Aim: Pull out every line below that holds the word "Specified".

Data:
-- -- --
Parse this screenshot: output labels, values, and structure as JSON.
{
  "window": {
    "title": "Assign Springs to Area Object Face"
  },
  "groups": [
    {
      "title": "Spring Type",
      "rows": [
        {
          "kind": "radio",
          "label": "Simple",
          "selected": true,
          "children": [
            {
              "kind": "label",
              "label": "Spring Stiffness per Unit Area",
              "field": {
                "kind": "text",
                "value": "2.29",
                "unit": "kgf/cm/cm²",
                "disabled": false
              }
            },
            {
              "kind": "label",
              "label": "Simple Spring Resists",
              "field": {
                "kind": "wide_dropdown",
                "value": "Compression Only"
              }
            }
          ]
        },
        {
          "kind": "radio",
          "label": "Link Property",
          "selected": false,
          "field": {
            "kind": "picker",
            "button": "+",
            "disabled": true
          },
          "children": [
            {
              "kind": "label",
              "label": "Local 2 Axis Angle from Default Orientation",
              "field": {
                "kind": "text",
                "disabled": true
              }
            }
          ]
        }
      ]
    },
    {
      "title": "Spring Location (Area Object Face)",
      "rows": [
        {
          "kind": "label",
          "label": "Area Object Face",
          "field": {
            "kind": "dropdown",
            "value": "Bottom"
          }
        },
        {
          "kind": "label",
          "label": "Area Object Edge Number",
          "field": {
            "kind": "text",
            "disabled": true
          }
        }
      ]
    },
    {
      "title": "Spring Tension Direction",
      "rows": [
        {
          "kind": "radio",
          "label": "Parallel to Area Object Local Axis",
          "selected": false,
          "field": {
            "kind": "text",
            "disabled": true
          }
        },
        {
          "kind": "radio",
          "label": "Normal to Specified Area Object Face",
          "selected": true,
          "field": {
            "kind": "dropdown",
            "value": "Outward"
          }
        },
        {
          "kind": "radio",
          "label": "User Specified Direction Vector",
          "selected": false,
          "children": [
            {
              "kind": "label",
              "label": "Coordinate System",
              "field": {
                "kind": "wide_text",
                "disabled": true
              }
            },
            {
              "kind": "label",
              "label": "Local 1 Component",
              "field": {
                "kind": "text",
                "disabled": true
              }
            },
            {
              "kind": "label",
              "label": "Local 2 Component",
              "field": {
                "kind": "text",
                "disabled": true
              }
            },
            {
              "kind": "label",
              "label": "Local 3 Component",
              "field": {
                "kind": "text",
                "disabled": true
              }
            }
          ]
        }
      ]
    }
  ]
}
-- -- --
Problem solution:
          "label": "Normal to Specified Area Object Face",
          "label": "User Specified Direction Vector",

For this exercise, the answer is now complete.